(Items from a figure collection)
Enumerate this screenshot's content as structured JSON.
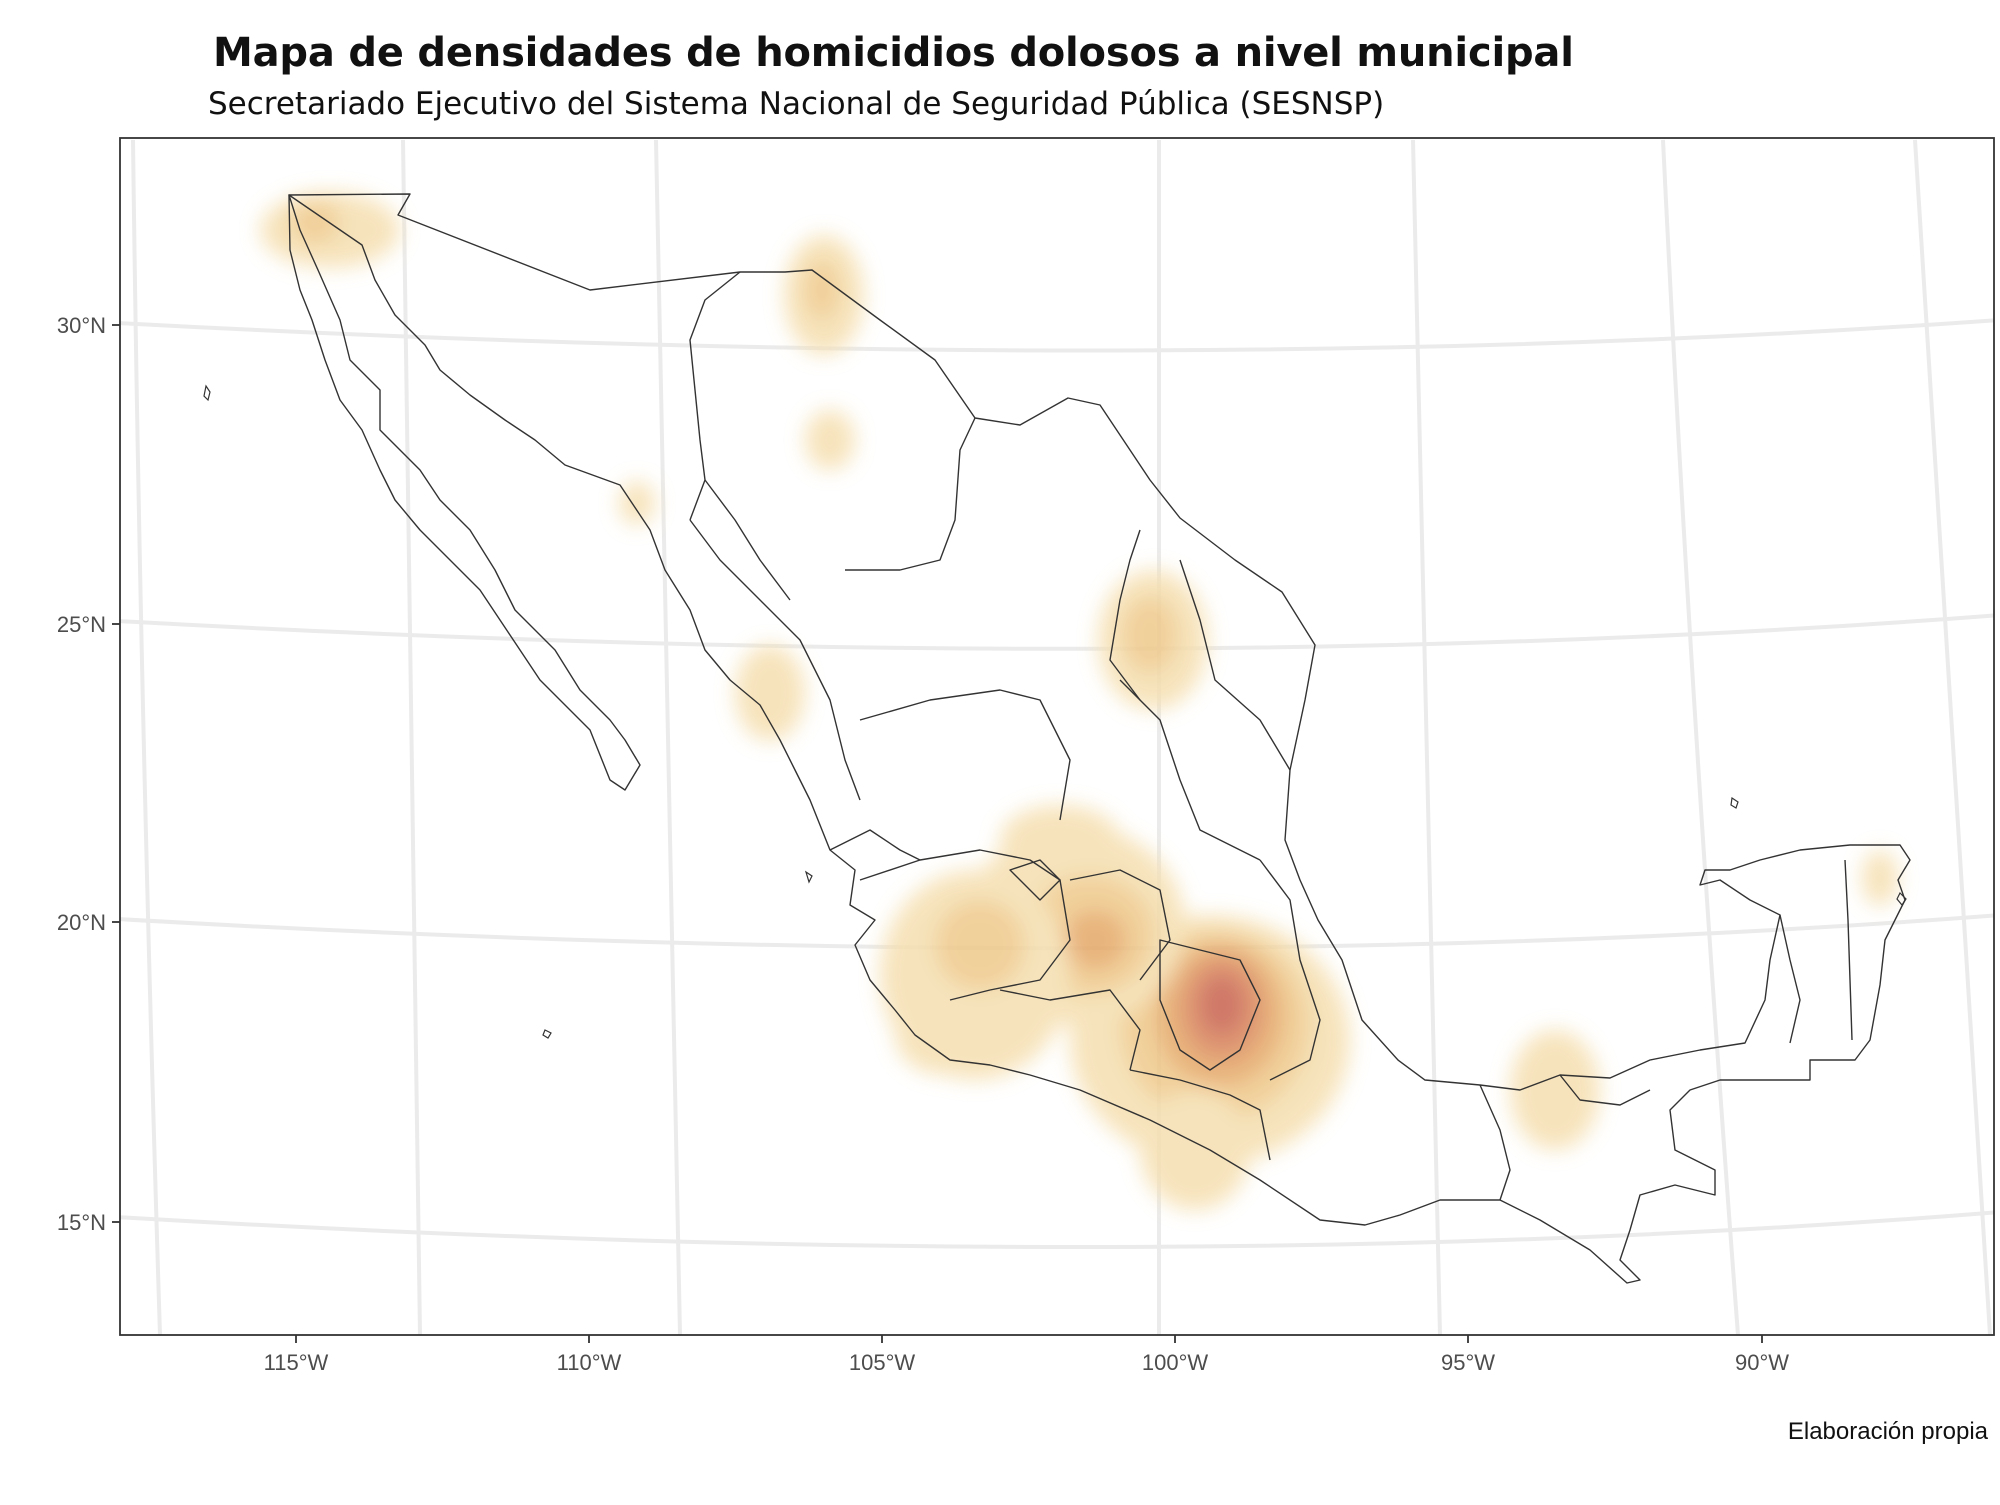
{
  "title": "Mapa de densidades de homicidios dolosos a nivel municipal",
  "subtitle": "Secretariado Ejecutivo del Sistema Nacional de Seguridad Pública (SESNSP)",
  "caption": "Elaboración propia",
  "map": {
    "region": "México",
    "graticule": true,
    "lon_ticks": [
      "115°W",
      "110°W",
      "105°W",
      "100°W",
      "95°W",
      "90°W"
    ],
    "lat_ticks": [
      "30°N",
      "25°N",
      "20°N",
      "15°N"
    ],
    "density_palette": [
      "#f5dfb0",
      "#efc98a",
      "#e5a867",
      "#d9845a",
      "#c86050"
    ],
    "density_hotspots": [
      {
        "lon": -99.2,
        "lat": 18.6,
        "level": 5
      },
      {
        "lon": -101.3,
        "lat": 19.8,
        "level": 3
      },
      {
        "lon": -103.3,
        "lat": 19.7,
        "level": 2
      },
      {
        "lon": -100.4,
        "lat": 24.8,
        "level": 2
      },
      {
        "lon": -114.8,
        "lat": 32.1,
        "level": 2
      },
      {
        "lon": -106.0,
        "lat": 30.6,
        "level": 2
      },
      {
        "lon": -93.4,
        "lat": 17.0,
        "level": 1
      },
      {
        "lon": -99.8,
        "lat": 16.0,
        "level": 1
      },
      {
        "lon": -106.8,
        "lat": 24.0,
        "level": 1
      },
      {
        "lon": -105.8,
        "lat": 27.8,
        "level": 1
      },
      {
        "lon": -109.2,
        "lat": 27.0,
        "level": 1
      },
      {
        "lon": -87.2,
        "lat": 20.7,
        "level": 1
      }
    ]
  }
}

■ Prompt
Set down the complete material exactly, but do not include the images.

■ Reply to the task
Enumerate this screenshot's content as structured JSON.
{
  "title": "Mapa de densidades de homicidios dolosos a nivel municipal",
  "subtitle": "Secretariado Ejecutivo del Sistema Nacional de Seguridad Pública (SESNSP)",
  "caption": "Elaboración propia",
  "map": {
    "region": "México",
    "graticule": true,
    "lon_ticks": [
      "115°W",
      "110°W",
      "105°W",
      "100°W",
      "95°W",
      "90°W"
    ],
    "lat_ticks": [
      "30°N",
      "25°N",
      "20°N",
      "15°N"
    ],
    "density_palette": [
      "#f5dfb0",
      "#efc98a",
      "#e5a867",
      "#d9845a",
      "#c86050"
    ],
    "density_hotspots": [
      {
        "lon": -99.2,
        "lat": 18.6,
        "level": 5
      },
      {
        "lon": -101.3,
        "lat": 19.8,
        "level": 3
      },
      {
        "lon": -103.3,
        "lat": 19.7,
        "level": 2
      },
      {
        "lon": -100.4,
        "lat": 24.8,
        "level": 2
      },
      {
        "lon": -114.8,
        "lat": 32.1,
        "level": 2
      },
      {
        "lon": -106.0,
        "lat": 30.6,
        "level": 2
      },
      {
        "lon": -93.4,
        "lat": 17.0,
        "level": 1
      },
      {
        "lon": -99.8,
        "lat": 16.0,
        "level": 1
      },
      {
        "lon": -106.8,
        "lat": 24.0,
        "level": 1
      },
      {
        "lon": -105.8,
        "lat": 27.8,
        "level": 1
      },
      {
        "lon": -109.2,
        "lat": 27.0,
        "level": 1
      },
      {
        "lon": -87.2,
        "lat": 20.7,
        "level": 1
      }
    ]
  }
}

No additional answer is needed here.